WHAT TO PRODUCE: Copy every line in which the string "time" occurs.

[Dataset records]
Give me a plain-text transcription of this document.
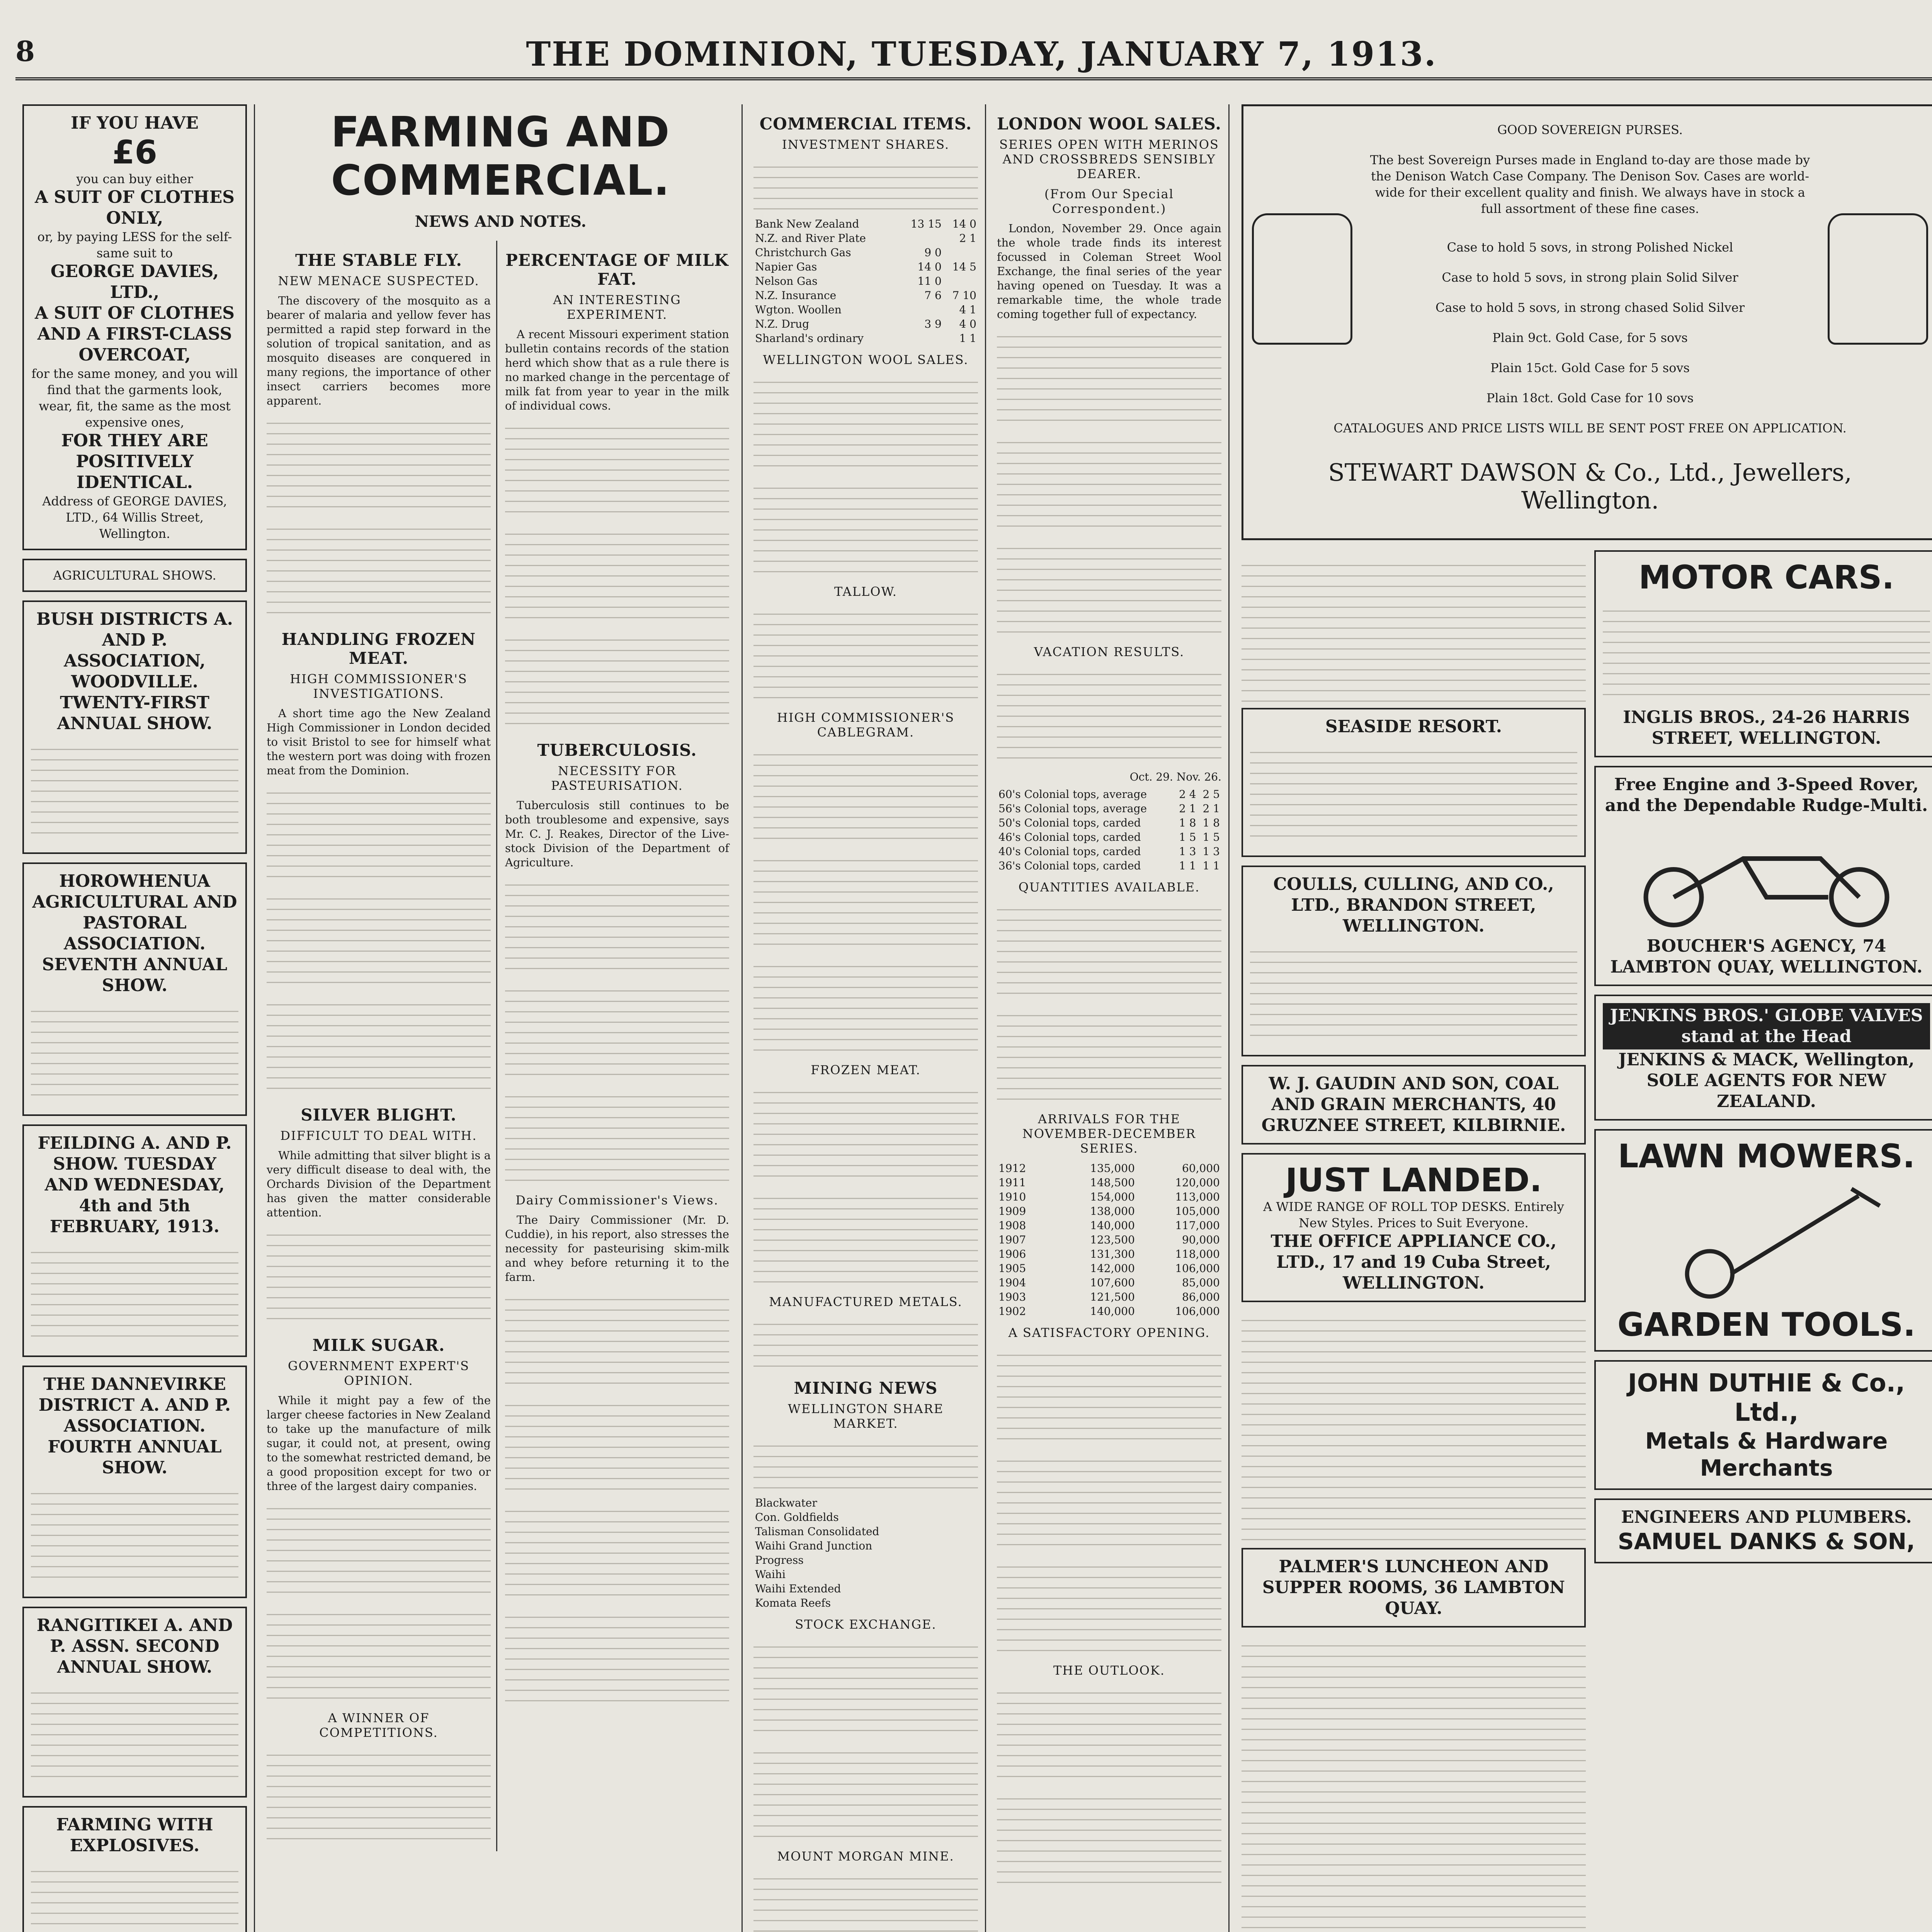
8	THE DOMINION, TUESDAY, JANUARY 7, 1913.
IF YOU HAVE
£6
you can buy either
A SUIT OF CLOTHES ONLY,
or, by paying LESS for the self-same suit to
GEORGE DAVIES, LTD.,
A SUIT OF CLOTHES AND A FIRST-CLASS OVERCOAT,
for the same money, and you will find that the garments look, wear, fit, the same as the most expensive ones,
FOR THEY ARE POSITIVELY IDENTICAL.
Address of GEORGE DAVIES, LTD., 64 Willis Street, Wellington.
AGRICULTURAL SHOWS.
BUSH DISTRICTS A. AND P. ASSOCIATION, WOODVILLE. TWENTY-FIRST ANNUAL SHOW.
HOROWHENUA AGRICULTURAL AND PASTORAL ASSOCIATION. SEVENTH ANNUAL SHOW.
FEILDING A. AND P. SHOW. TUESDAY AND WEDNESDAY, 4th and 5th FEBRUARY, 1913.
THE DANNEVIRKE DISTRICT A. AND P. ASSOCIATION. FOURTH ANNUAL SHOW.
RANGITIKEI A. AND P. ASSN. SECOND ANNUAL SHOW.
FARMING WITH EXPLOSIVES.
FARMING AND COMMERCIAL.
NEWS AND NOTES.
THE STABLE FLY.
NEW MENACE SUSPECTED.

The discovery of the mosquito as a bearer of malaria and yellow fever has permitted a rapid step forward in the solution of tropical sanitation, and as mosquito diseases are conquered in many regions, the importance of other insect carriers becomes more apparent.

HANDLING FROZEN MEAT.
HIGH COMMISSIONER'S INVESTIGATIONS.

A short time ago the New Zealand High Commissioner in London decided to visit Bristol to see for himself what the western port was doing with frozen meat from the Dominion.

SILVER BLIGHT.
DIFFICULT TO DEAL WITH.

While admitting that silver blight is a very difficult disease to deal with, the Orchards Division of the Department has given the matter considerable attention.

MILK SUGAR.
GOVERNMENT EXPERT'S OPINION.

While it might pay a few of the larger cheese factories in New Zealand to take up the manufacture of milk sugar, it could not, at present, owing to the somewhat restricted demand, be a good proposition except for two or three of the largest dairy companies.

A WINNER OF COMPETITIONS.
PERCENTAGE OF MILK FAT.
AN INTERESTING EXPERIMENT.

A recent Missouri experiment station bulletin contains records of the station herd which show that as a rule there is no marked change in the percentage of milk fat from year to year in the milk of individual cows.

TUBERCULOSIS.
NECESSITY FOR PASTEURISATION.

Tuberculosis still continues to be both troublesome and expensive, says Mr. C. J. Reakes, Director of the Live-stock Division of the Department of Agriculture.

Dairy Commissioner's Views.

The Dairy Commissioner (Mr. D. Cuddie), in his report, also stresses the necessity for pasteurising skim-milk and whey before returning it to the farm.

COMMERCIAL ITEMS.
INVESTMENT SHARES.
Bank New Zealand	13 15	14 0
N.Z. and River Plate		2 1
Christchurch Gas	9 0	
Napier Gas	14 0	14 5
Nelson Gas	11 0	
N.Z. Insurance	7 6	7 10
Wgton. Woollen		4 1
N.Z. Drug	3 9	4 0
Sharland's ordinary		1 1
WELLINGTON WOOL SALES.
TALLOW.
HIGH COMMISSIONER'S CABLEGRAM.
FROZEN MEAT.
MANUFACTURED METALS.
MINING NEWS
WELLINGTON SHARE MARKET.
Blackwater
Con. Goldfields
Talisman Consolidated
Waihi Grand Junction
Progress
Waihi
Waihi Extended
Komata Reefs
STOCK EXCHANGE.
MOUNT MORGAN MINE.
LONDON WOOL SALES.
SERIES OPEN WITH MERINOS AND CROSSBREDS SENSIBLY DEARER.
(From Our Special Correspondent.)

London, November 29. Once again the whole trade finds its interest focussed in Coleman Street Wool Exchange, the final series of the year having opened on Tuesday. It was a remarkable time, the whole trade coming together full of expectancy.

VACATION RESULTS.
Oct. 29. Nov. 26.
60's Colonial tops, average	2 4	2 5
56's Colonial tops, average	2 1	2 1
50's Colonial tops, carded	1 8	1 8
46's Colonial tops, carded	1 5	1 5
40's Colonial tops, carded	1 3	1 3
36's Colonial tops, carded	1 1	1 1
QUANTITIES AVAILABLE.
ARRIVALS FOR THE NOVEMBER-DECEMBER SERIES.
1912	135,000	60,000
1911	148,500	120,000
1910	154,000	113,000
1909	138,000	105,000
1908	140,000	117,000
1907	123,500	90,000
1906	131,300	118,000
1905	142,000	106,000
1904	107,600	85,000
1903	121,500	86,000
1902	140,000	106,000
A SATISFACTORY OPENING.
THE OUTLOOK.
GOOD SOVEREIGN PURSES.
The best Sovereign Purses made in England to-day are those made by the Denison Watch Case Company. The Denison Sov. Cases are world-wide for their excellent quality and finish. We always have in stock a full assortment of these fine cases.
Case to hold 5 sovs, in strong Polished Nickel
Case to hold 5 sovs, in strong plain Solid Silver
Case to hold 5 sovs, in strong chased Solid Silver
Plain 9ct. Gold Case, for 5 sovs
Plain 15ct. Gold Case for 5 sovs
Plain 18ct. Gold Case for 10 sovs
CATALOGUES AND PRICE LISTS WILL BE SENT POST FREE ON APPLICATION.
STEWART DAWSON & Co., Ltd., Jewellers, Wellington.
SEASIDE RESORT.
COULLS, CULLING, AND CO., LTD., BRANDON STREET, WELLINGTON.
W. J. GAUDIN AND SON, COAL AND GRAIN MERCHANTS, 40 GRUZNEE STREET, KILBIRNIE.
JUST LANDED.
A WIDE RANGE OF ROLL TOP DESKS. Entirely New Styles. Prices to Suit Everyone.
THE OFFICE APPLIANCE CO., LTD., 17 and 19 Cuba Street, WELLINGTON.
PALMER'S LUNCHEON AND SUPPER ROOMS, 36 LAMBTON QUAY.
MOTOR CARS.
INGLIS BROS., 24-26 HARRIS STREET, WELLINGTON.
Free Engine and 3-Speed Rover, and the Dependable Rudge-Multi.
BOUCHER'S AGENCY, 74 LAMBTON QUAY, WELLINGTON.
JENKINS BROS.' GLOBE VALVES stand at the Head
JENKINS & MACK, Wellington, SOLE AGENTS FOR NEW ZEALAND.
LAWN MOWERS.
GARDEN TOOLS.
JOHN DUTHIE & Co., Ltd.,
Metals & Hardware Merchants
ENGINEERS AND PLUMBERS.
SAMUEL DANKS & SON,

---

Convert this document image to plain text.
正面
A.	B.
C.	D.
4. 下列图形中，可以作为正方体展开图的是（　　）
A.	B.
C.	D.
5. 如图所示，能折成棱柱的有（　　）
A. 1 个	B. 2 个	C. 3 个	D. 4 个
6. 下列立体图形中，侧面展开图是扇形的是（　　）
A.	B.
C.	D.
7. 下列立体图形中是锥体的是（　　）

FINAL RESULT:
A short time ago the New Zealand High Commissioner in London decided to visit Bristol to see for himself what the western port was doing with frozen meat from the Dominion.
London, November 29. Once again the whole trade finds its interest focussed in Coleman Street Wool Exchange, the final series of the year having opened on Tuesday. It was a remarkable time, the whole trade coming together full of expectancy.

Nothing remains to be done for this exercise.